Extracted records:
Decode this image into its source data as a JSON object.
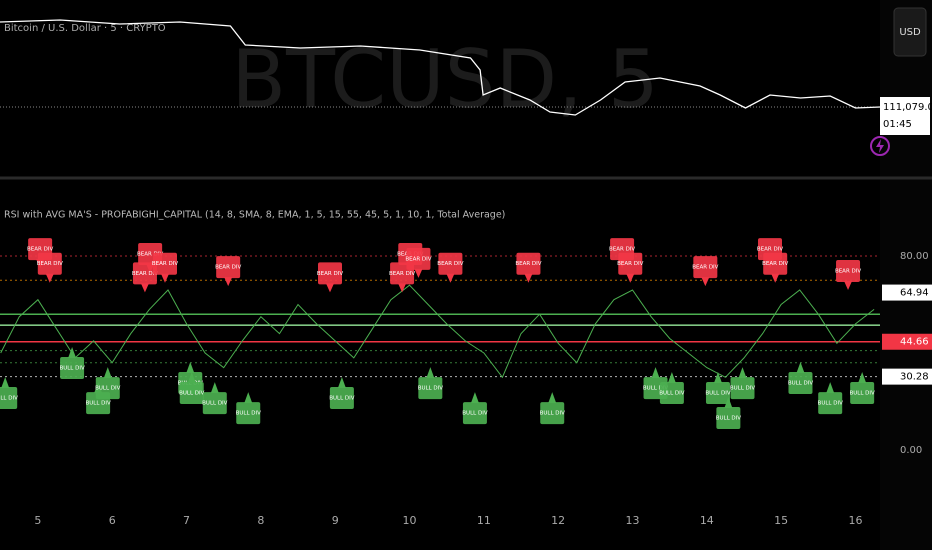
{
  "chart_data": [
    {
      "type": "line",
      "title": "Bitcoin / U.S. Dollar · 5 · CRYPTO",
      "watermark": "BTCUSD, 5",
      "currency": "USD",
      "last_price": {
        "value": 111079,
        "label": "111,079.00"
      },
      "countdown": "01:45",
      "color": "#ffffff",
      "x": [
        4.49,
        5.3,
        6.1,
        6.91,
        7.59,
        7.79,
        8.53,
        9.34,
        10.14,
        10.82,
        10.95,
        10.99,
        11.22,
        11.62,
        11.89,
        12.23,
        12.57,
        12.9,
        13.37,
        13.91,
        14.18,
        14.52,
        14.85,
        15.26,
        15.66,
        16.0,
        16.33
      ],
      "values": [
        115329,
        115429,
        115229,
        115329,
        115129,
        114179,
        114029,
        114129,
        113929,
        113529,
        112929,
        111679,
        112029,
        111429,
        110829,
        110679,
        111429,
        112329,
        112529,
        112129,
        111679,
        111029,
        111679,
        111529,
        111629,
        111029,
        111079
      ],
      "xlim": [
        4.49,
        16.33
      ],
      "ylim": [
        107679,
        116429
      ]
    },
    {
      "type": "line",
      "title": "RSI with AVG MA'S - PROFABIGHI_CAPITAL (14, 8, SMA, 8, EMA, 1, 5, 15, 55, 45, 5, 1, 10, 1, Total Average)",
      "color": "#4caf50",
      "x": [
        4.5,
        4.75,
        5.0,
        5.25,
        5.5,
        5.75,
        6.0,
        6.25,
        6.5,
        6.75,
        7.0,
        7.25,
        7.5,
        7.75,
        8.0,
        8.25,
        8.5,
        8.75,
        9.0,
        9.25,
        9.5,
        9.75,
        10.0,
        10.25,
        10.5,
        10.75,
        11.0,
        11.25,
        11.5,
        11.75,
        12.0,
        12.25,
        12.5,
        12.75,
        13.0,
        13.25,
        13.5,
        13.75,
        14.0,
        14.25,
        14.5,
        14.75,
        15.0,
        15.25,
        15.5,
        15.75,
        16.0,
        16.25
      ],
      "values": [
        40,
        55,
        62,
        50,
        38,
        45,
        36,
        48,
        58,
        66,
        52,
        40,
        34,
        45,
        55,
        48,
        60,
        52,
        45,
        38,
        50,
        62,
        68,
        60,
        52,
        45,
        40,
        30,
        48,
        56,
        44,
        36,
        52,
        62,
        66,
        55,
        46,
        40,
        34,
        30,
        38,
        48,
        60,
        66,
        56,
        44,
        52,
        58
      ],
      "xlim": [
        4.49,
        16.33
      ],
      "ylim": [
        -20.6,
        109.3
      ],
      "xticks": [
        5,
        6,
        7,
        8,
        9,
        10,
        11,
        12,
        13,
        14,
        15,
        16
      ],
      "yticks": [
        {
          "value": 80,
          "label": "80.00"
        },
        {
          "value": 0,
          "label": "0.00"
        }
      ],
      "levels": [
        {
          "value": 80,
          "color": "#f23645",
          "style": "dotted"
        },
        {
          "value": 70,
          "color": "#ff9800",
          "style": "dotted"
        },
        {
          "value": 64.94,
          "label": "64.94",
          "color": "#ffffff",
          "style": "none"
        },
        {
          "value": 56,
          "color": "#4caf50",
          "style": "solid"
        },
        {
          "value": 51.5,
          "color": "#81c784",
          "style": "solid"
        },
        {
          "value": 44.66,
          "label": "44.66",
          "color": "#f23645",
          "style": "solid"
        },
        {
          "value": 41,
          "color": "#4caf50",
          "style": "dotted"
        },
        {
          "value": 36,
          "color": "#4caf50",
          "style": "dotted"
        },
        {
          "value": 30.28,
          "label": "30.28",
          "color": "#ffffff",
          "style": "dotted"
        }
      ],
      "bear": {
        "label": "BEAR DIV",
        "color": "#f23645",
        "x": [
          5.03,
          5.16,
          6.51,
          6.44,
          6.71,
          7.56,
          8.93,
          10.01,
          10.12,
          9.9,
          10.55,
          11.6,
          12.86,
          12.97,
          13.98,
          14.85,
          14.92,
          15.9
        ],
        "values": [
          75,
          69,
          73,
          65,
          69,
          67.6,
          65,
          73,
          71,
          65,
          69,
          69,
          75,
          69,
          67.6,
          75,
          69,
          66
        ]
      },
      "bull": {
        "label": "BULL DIV",
        "color": "#4caf50",
        "x": [
          4.56,
          5.46,
          5.81,
          5.94,
          7.05,
          7.07,
          7.38,
          7.83,
          9.09,
          10.28,
          10.88,
          11.92,
          13.31,
          13.53,
          14.15,
          14.29,
          14.48,
          15.26,
          15.66,
          16.09
        ],
        "values": [
          30.1,
          42.5,
          28,
          34.2,
          36.3,
          32.2,
          28,
          23.9,
          30.1,
          34.2,
          23.9,
          23.9,
          34.2,
          32.2,
          32.2,
          21.9,
          34.2,
          36.3,
          28,
          32.2
        ]
      }
    }
  ]
}
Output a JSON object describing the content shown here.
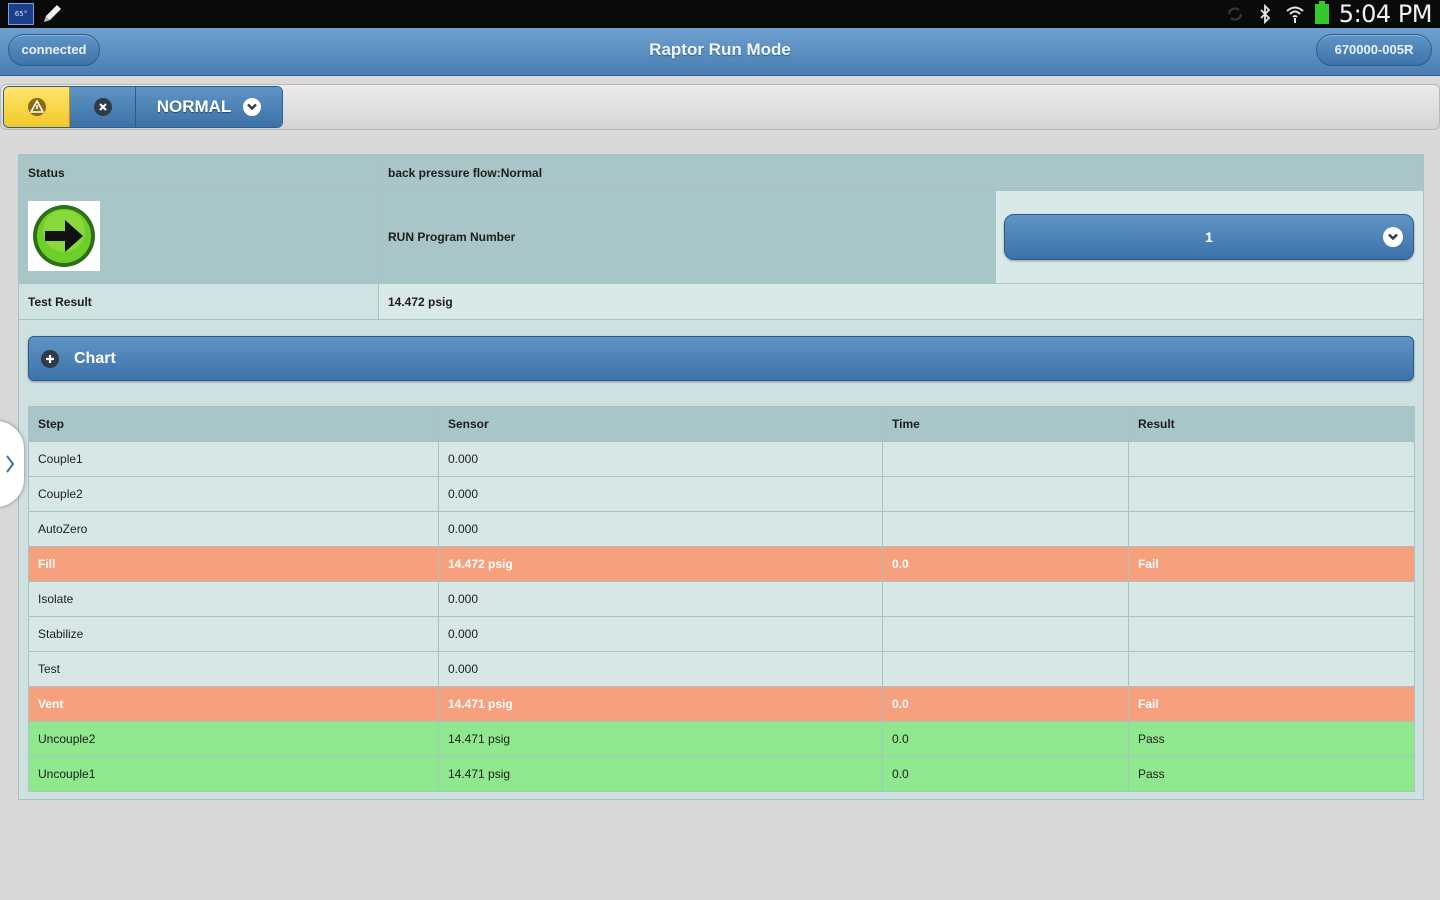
{
  "status_bar": {
    "time": "5:04 PM",
    "thumb_label": "65°",
    "icons": [
      "image-thumbnail-icon",
      "pencil-icon",
      "sync-icon",
      "bluetooth-icon",
      "wifi-icon",
      "battery-icon"
    ]
  },
  "header": {
    "left_pill": "connected",
    "title": "Raptor Run Mode",
    "right_pill": "670000-005R"
  },
  "toolbar": {
    "mode_label": "NORMAL",
    "icons": [
      "warning-icon",
      "close-icon",
      "info-icon",
      "chevron-down-icon"
    ]
  },
  "info": {
    "status_label": "Status",
    "status_value": "back pressure flow:Normal",
    "program_label": "RUN Program Number",
    "program_value": "1",
    "test_result_label": "Test Result",
    "test_result_value": "14.472 psig"
  },
  "chart_toggle": {
    "label": "Chart"
  },
  "steps_table": {
    "columns": [
      "Step",
      "Sensor",
      "Time",
      "Result"
    ],
    "rows": [
      {
        "step": "Couple1",
        "sensor": "0.000",
        "time": "",
        "result": "",
        "state": "normal"
      },
      {
        "step": "Couple2",
        "sensor": "0.000",
        "time": "",
        "result": "",
        "state": "normal"
      },
      {
        "step": "AutoZero",
        "sensor": "0.000",
        "time": "",
        "result": "",
        "state": "normal"
      },
      {
        "step": "Fill",
        "sensor": "14.472 psig",
        "time": "0.0",
        "result": "Fail",
        "state": "fail"
      },
      {
        "step": "Isolate",
        "sensor": "0.000",
        "time": "",
        "result": "",
        "state": "normal"
      },
      {
        "step": "Stabilize",
        "sensor": "0.000",
        "time": "",
        "result": "",
        "state": "normal"
      },
      {
        "step": "Test",
        "sensor": "0.000",
        "time": "",
        "result": "",
        "state": "normal"
      },
      {
        "step": "Vent",
        "sensor": "14.471 psig",
        "time": "0.0",
        "result": "Fail",
        "state": "fail"
      },
      {
        "step": "Uncouple2",
        "sensor": "14.471 psig",
        "time": "0.0",
        "result": "Pass",
        "state": "pass"
      },
      {
        "step": "Uncouple1",
        "sensor": "14.471 psig",
        "time": "0.0",
        "result": "Pass",
        "state": "pass"
      }
    ]
  },
  "colors": {
    "header_blue": "#4a7eb3",
    "fail_row": "#f7a07e",
    "pass_row": "#8fe88d",
    "warning_yellow": "#f2c82a",
    "table_header": "#a8c6c8"
  }
}
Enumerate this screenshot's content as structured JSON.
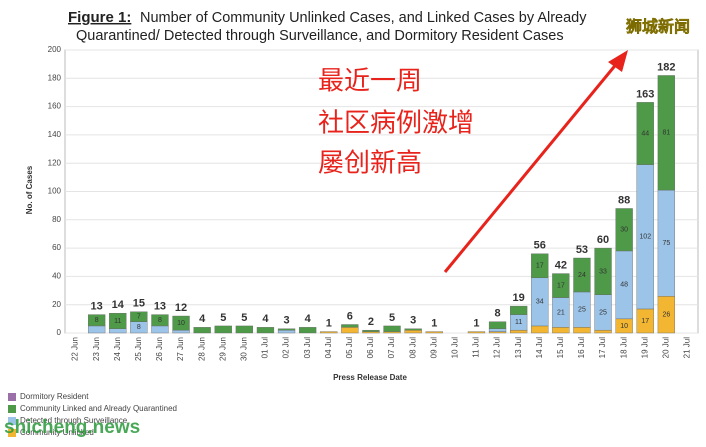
{
  "chart_data": {
    "type": "stacked_bar",
    "title_prefix": "Figure 1:",
    "title_lines": [
      "Number of Community Unlinked Cases, and Linked Cases by Already",
      "Quarantined/ Detected through Surveillance, and Dormitory Resident Cases"
    ],
    "y_label": "No. of Cases",
    "x_label": "Press Release Date",
    "categories": [
      "22 Jun",
      "23 Jun",
      "24 Jun",
      "25 Jun",
      "26 Jun",
      "27 Jun",
      "28 Jun",
      "29 Jun",
      "30 Jun",
      "01 Jul",
      "02 Jul",
      "03 Jul",
      "04 Jul",
      "05 Jul",
      "06 Jul",
      "07 Jul",
      "08 Jul",
      "09 Jul",
      "10 Jul",
      "11 Jul",
      "12 Jul",
      "13 Jul",
      "14 Jul",
      "15 Jul",
      "16 Jul",
      "17 Jul",
      "18 Jul",
      "19 Jul",
      "20 Jul",
      "21 Jul"
    ],
    "series": [
      {
        "name": "Dormitory Resident",
        "color": "#9b6fa8",
        "values": [
          0,
          0,
          0,
          0,
          0,
          0,
          0,
          0,
          0,
          0,
          0,
          0,
          0,
          0,
          0,
          0,
          0,
          0,
          0,
          0,
          0,
          0,
          0,
          0,
          0,
          0,
          0,
          0,
          0,
          0
        ]
      },
      {
        "name": "Community Linked and Already Quarantined",
        "color": "#4e9a48",
        "values": [
          0,
          8,
          11,
          7,
          8,
          10,
          4,
          5,
          5,
          4,
          1,
          4,
          0,
          2,
          1,
          4,
          1,
          0,
          0,
          0,
          5,
          6,
          17,
          17,
          24,
          33,
          30,
          44,
          81,
          0
        ]
      },
      {
        "name": "Detected through Surveillance",
        "color": "#9cc4e8",
        "values": [
          0,
          5,
          3,
          8,
          5,
          2,
          0,
          0,
          0,
          0,
          2,
          0,
          0,
          0,
          0,
          0,
          0,
          0,
          0,
          0,
          2,
          11,
          34,
          21,
          25,
          25,
          48,
          102,
          75,
          0
        ]
      },
      {
        "name": "Community Unlinked",
        "color": "#f2b632",
        "values": [
          0,
          0,
          0,
          0,
          0,
          0,
          0,
          0,
          0,
          0,
          0,
          0,
          1,
          4,
          1,
          1,
          2,
          1,
          0,
          1,
          1,
          2,
          5,
          4,
          4,
          2,
          10,
          17,
          26,
          0
        ]
      }
    ],
    "totals": [
      null,
      13,
      14,
      15,
      13,
      12,
      4,
      5,
      5,
      4,
      3,
      4,
      1,
      6,
      2,
      5,
      3,
      1,
      null,
      1,
      8,
      19,
      56,
      42,
      53,
      60,
      88,
      163,
      182,
      null
    ],
    "ylim": [
      0,
      200
    ],
    "yticks": [
      0,
      20,
      40,
      60,
      80,
      100,
      120,
      140,
      160,
      180,
      200
    ],
    "grid": true,
    "annotations": [
      "最近一周",
      "社区病例激增",
      "屡创新高"
    ],
    "watermarks": [
      "狮城新闻",
      "shicheng.news"
    ]
  }
}
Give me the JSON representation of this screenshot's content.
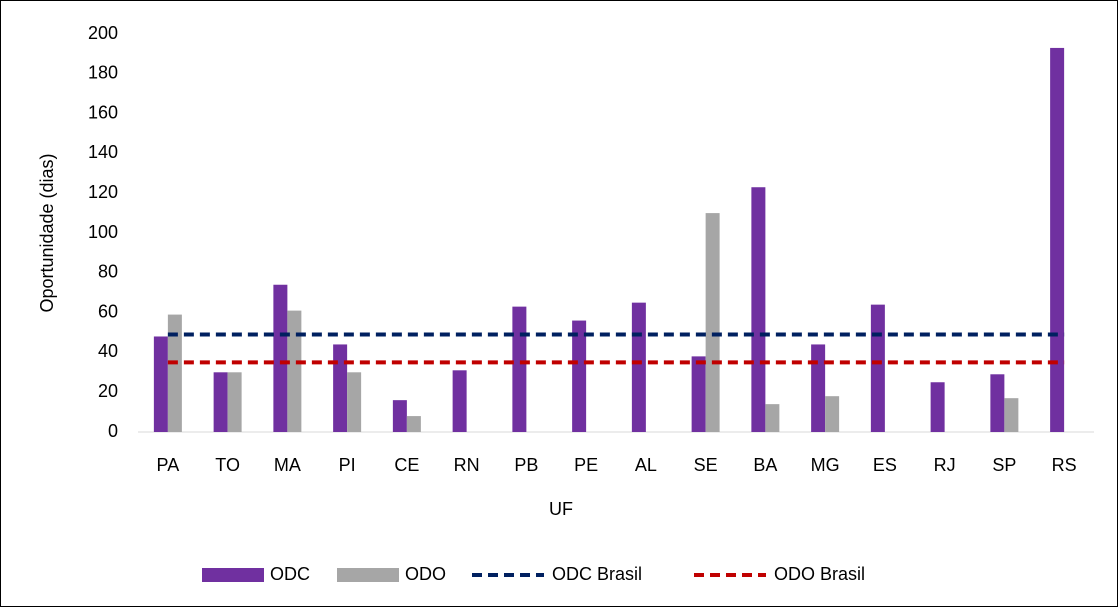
{
  "chart_data": {
    "type": "bar",
    "x_label": "UF",
    "y_label": "Oportunidade (dias)",
    "categories": [
      "PA",
      "TO",
      "MA",
      "PI",
      "CE",
      "RN",
      "PB",
      "PE",
      "AL",
      "SE",
      "BA",
      "MG",
      "ES",
      "RJ",
      "SP",
      "RS"
    ],
    "series": [
      {
        "name": "ODC",
        "type": "bar",
        "color": "#7030a0",
        "values": [
          48,
          30,
          74,
          44,
          16,
          31,
          63,
          56,
          65,
          38,
          123,
          44,
          64,
          25,
          29,
          193
        ]
      },
      {
        "name": "ODO",
        "type": "bar",
        "color": "#a6a6a6",
        "values": [
          59,
          30,
          61,
          30,
          8,
          null,
          null,
          null,
          null,
          110,
          14,
          18,
          null,
          null,
          17,
          null
        ]
      },
      {
        "name": "ODC Brasil",
        "type": "line",
        "color": "#002060",
        "values": [
          49,
          49,
          49,
          49,
          49,
          49,
          49,
          49,
          49,
          49,
          49,
          49,
          49,
          49,
          49,
          49
        ]
      },
      {
        "name": "ODO Brasil",
        "type": "line",
        "color": "#c00000",
        "values": [
          35,
          35,
          35,
          35,
          35,
          35,
          35,
          35,
          35,
          35,
          35,
          35,
          35,
          35,
          35,
          35
        ]
      }
    ],
    "ylim": [
      0,
      200
    ],
    "yticks": [
      0,
      20,
      40,
      60,
      80,
      100,
      120,
      140,
      160,
      180,
      200
    ],
    "grid": false
  }
}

Written problem –
Each line holding "content" must be found and copied.

Output –
Output a JSON object describing the content shown here.
Enumerate this screenshot's content as structured JSON.
Give me the JSON representation of this screenshot's content.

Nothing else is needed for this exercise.